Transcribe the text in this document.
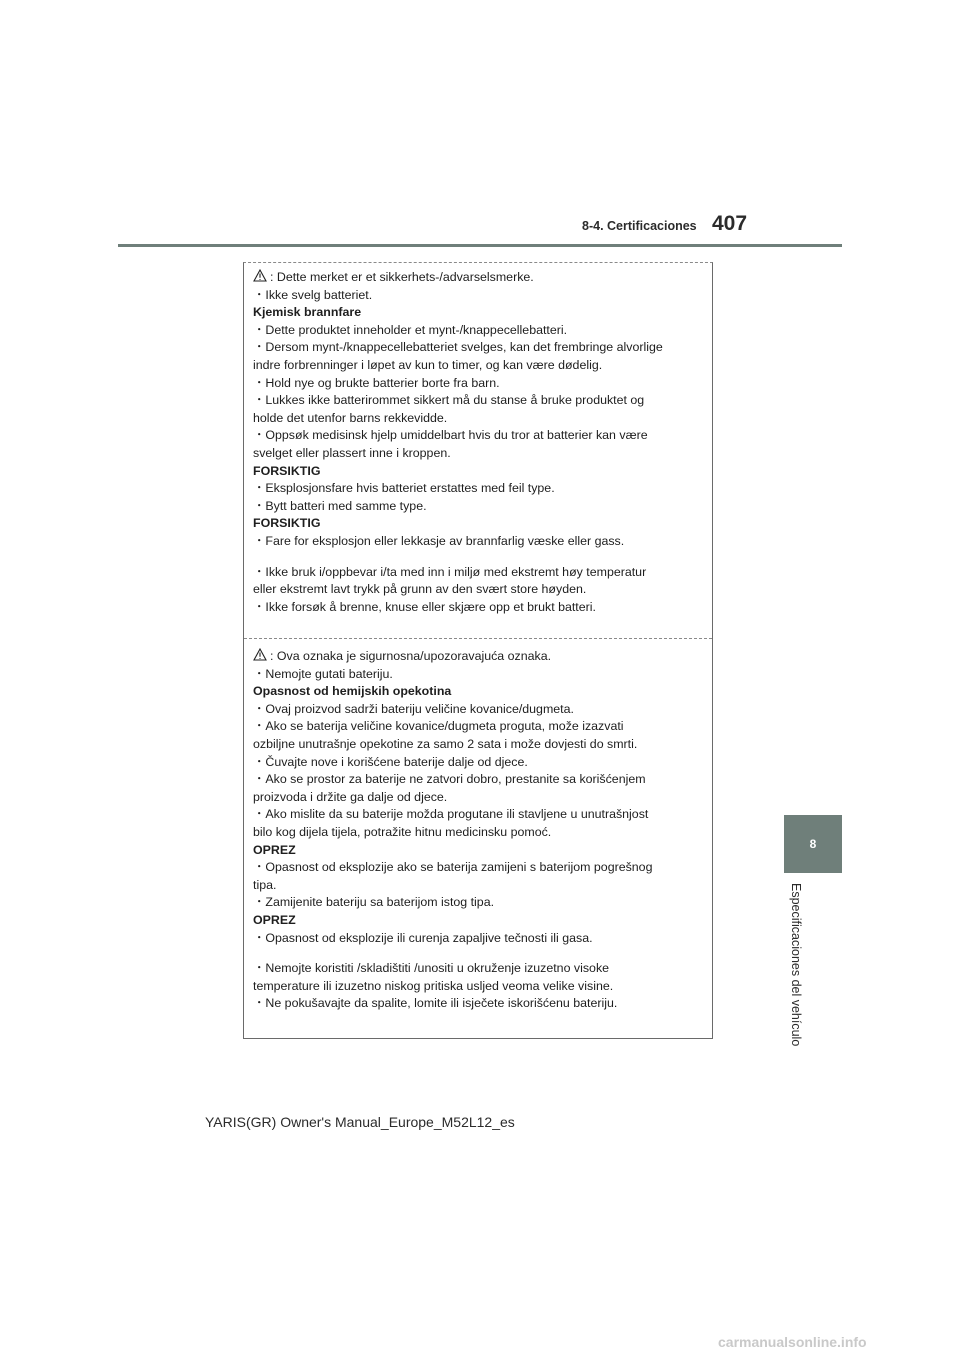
8-4. Certificaciones 407
8
Especificaciones del vehículo
: Dette merket er et sikkerhets-/advarselsmerke.
・Ikke svelg batteriet.
Kjemisk brannfare
・Dette produktet inneholder et mynt-/knappecellebatteri.
・Dersom mynt-/knappecellebatteriet svelges, kan det frembringe alvorlige
indre forbrenninger i løpet av kun to timer, og kan være dødelig.
・Hold nye og brukte batterier borte fra barn.
・Lukkes ikke batterirommet sikkert må du stanse å bruke produktet og
holde det utenfor barns rekkevidde.
・Oppsøk medisinsk hjelp umiddelbart hvis du tror at batterier kan være
svelget eller plassert inne i kroppen.
FORSIKTIG
・Eksplosjonsfare hvis batteriet erstattes med feil type.
・Bytt batteri med samme type.
FORSIKTIG
・Fare for eksplosjon eller lekkasje av brannfarlig væske eller gass.
・Ikke bruk i/oppbevar i/ta med inn i miljø med ekstremt høy temperatur
eller ekstremt lavt trykk på grunn av den svært store høyden.
・Ikke forsøk å brenne, knuse eller skjære opp et brukt batteri.
: Ova oznaka je sigurnosna/upozoravajuća oznaka.
・Nemojte gutati bateriju.
Opasnost od hemijskih opekotina
・Ovaj proizvod sadrži bateriju veličine kovanice/dugmeta.
・Ako se baterija veličine kovanice/dugmeta proguta, može izazvati
ozbiljne unutrašnje opekotine za samo 2 sata i može dovjesti do smrti.
・Čuvajte nove i korišćene baterije dalje od djece.
・Ako se prostor za baterije ne zatvori dobro, prestanite sa korišćenjem
proizvoda i držite ga dalje od djece.
・Ako mislite da su baterije možda progutane ili stavljene u unutrašnjost
bilo kog dijela tijela, potražite hitnu medicinsku pomoć.
OPREZ
・Opasnost od eksplozije ako se baterija zamijeni s baterijom pogrešnog
tipa.
・Zamijenite bateriju sa baterijom istog tipa.
OPREZ
・Opasnost od eksplozije ili curenja zapaljive tečnosti ili gasa.
・Nemojte koristiti /skladištiti /unositi u okruženje izuzetno visoke
temperature ili izuzetno niskog pritiska usljed veoma velike visine.
・Ne pokušavajte da spalite, lomite ili isječete iskorišćenu bateriju.
YARIS(GR) Owner's Manual_Europe_M52L12_es
carmanualsonline.info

###

◆ YOUR GOAL: Locate the word "Nemojte" in the records and collect each line it appears in.

◆ SOLVED EXERCISE:
・Nemojte gutati bateriju.
・Nemojte koristiti /skladištiti /unositi u okruženje izuzetno visoke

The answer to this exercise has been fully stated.